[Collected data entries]

———

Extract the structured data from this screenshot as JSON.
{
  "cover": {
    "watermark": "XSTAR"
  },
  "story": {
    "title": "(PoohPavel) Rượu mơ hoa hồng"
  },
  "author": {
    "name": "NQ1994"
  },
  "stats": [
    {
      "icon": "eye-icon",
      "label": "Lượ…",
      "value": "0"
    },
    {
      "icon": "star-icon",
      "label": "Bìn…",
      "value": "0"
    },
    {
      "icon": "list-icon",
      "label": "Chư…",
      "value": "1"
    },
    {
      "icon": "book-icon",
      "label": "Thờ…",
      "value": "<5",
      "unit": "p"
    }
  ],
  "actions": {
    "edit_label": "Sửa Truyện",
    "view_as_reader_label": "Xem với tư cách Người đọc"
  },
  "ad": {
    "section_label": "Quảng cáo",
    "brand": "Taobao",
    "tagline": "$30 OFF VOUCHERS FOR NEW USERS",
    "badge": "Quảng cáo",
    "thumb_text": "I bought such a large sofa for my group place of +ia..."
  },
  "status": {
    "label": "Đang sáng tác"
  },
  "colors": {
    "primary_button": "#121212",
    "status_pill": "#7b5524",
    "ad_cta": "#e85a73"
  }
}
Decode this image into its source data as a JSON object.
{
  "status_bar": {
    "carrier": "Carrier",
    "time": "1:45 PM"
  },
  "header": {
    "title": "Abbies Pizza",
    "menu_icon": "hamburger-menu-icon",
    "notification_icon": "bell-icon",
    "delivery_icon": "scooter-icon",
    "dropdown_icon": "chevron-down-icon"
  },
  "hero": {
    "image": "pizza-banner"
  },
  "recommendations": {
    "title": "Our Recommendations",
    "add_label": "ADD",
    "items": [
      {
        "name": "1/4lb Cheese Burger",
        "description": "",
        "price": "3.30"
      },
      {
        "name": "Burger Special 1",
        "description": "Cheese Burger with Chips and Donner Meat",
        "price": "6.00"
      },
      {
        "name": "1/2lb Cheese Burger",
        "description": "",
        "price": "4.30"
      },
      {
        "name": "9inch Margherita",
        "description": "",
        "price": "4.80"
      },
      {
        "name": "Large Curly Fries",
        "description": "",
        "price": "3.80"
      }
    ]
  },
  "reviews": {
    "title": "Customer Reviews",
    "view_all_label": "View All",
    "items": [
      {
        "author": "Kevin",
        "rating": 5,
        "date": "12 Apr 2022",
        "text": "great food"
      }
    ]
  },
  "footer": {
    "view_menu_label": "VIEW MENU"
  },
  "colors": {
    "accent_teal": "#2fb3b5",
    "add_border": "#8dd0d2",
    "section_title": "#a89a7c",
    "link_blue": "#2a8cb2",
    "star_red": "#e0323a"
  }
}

———

◆ Problem: Report how many lines in the listing above include the word "Quảng". Give nothing but the number.

◆ Worked solution: 2